Select and copy out every line in the records containing "this".

> **DATA TO USE**
>>>>>

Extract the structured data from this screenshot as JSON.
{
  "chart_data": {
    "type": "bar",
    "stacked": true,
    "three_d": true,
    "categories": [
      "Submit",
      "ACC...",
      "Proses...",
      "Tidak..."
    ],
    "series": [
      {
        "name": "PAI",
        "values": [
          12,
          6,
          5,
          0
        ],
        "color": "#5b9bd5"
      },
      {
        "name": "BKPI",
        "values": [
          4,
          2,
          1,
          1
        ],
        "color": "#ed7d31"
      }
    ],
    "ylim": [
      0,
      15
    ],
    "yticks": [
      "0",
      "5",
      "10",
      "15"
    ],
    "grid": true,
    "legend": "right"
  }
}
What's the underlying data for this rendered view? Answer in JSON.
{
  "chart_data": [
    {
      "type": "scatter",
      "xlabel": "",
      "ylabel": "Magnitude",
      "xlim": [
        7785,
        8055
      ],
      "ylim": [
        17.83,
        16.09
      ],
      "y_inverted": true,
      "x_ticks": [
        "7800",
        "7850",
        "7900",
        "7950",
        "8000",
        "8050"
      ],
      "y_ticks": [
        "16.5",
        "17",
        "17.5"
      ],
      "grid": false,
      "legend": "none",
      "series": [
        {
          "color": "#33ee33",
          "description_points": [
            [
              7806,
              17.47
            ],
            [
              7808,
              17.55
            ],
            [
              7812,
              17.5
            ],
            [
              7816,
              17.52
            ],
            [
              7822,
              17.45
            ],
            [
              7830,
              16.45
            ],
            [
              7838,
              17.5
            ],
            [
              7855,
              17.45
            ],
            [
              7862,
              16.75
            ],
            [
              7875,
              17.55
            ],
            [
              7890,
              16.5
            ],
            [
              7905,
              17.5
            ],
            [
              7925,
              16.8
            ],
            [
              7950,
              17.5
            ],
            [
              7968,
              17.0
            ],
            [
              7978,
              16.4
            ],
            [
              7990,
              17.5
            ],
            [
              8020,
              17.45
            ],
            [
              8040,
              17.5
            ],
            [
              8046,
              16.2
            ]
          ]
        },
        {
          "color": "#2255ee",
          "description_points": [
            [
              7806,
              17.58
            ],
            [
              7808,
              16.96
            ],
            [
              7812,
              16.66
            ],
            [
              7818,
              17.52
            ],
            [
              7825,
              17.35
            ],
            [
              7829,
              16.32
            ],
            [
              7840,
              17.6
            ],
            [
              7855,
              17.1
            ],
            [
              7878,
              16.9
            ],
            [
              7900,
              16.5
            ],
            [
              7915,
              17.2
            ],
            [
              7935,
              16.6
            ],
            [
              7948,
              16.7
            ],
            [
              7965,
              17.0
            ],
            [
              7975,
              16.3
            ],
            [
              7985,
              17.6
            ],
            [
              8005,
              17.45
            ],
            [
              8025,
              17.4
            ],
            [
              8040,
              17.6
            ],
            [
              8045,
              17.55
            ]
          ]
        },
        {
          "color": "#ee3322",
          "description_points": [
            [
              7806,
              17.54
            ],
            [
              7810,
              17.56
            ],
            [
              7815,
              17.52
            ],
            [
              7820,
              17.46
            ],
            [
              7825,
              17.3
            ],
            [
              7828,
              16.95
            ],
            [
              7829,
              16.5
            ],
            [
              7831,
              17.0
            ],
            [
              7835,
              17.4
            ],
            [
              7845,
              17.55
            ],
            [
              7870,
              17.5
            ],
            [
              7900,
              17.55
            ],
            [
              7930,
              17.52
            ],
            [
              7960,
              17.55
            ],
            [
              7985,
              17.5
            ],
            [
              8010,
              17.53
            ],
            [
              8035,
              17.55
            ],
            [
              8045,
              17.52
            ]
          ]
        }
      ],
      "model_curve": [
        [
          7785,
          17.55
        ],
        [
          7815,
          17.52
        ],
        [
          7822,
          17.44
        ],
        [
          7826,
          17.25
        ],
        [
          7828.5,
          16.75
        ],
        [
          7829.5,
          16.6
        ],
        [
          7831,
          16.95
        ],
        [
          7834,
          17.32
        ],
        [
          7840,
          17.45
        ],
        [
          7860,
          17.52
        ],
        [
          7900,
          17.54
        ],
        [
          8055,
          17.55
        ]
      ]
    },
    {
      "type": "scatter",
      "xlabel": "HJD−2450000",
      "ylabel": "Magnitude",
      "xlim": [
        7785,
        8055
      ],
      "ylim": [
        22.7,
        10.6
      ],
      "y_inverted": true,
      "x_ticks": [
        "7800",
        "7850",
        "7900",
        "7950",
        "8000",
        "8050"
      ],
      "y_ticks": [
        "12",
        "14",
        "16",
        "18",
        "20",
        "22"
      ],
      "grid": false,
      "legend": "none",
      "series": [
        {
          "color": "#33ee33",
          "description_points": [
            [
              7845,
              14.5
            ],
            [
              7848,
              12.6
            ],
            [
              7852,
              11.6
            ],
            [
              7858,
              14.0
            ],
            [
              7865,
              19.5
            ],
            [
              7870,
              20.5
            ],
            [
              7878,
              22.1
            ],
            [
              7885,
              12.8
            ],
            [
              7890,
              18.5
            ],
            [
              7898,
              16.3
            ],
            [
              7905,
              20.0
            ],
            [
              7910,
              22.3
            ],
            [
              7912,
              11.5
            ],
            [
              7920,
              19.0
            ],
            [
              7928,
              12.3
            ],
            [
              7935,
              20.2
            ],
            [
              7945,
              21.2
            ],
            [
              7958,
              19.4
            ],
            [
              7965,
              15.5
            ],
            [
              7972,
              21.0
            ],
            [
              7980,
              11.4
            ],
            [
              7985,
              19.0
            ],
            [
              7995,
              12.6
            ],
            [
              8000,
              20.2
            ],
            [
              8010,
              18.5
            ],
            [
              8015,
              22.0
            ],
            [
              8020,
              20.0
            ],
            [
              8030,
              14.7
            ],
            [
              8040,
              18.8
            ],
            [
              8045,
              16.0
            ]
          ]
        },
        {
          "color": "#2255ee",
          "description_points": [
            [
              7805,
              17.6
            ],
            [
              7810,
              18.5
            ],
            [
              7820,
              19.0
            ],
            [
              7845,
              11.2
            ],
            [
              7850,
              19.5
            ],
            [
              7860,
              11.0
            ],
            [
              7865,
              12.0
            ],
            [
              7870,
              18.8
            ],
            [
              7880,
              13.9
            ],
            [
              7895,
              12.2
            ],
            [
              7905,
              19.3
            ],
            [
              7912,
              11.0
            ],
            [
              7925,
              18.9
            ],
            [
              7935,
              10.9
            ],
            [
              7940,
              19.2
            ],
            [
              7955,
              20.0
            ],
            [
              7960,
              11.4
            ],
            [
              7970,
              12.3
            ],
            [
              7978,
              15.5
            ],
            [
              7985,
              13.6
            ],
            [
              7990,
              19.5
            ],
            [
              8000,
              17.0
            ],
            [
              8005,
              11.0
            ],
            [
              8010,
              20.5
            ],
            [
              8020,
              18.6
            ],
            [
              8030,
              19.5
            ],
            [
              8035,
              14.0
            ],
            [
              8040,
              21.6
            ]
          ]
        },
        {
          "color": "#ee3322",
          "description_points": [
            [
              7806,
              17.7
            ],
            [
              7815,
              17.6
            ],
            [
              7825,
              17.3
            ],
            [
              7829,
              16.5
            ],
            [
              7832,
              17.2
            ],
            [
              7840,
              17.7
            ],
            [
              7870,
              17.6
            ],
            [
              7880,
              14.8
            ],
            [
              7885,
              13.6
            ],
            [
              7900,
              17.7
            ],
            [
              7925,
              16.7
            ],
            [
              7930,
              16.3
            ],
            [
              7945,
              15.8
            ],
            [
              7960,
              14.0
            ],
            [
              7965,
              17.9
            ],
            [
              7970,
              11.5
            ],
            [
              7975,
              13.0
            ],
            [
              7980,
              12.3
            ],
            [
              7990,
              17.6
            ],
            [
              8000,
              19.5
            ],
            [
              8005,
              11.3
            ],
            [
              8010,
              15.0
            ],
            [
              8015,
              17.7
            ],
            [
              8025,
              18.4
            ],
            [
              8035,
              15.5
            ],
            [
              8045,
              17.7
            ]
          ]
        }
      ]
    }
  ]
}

<<<<<

> **FINISHED EXERCISE**
Extract the structured data from this screenshot as JSON.
What's the underlying data for this rendered view? Answer in JSON.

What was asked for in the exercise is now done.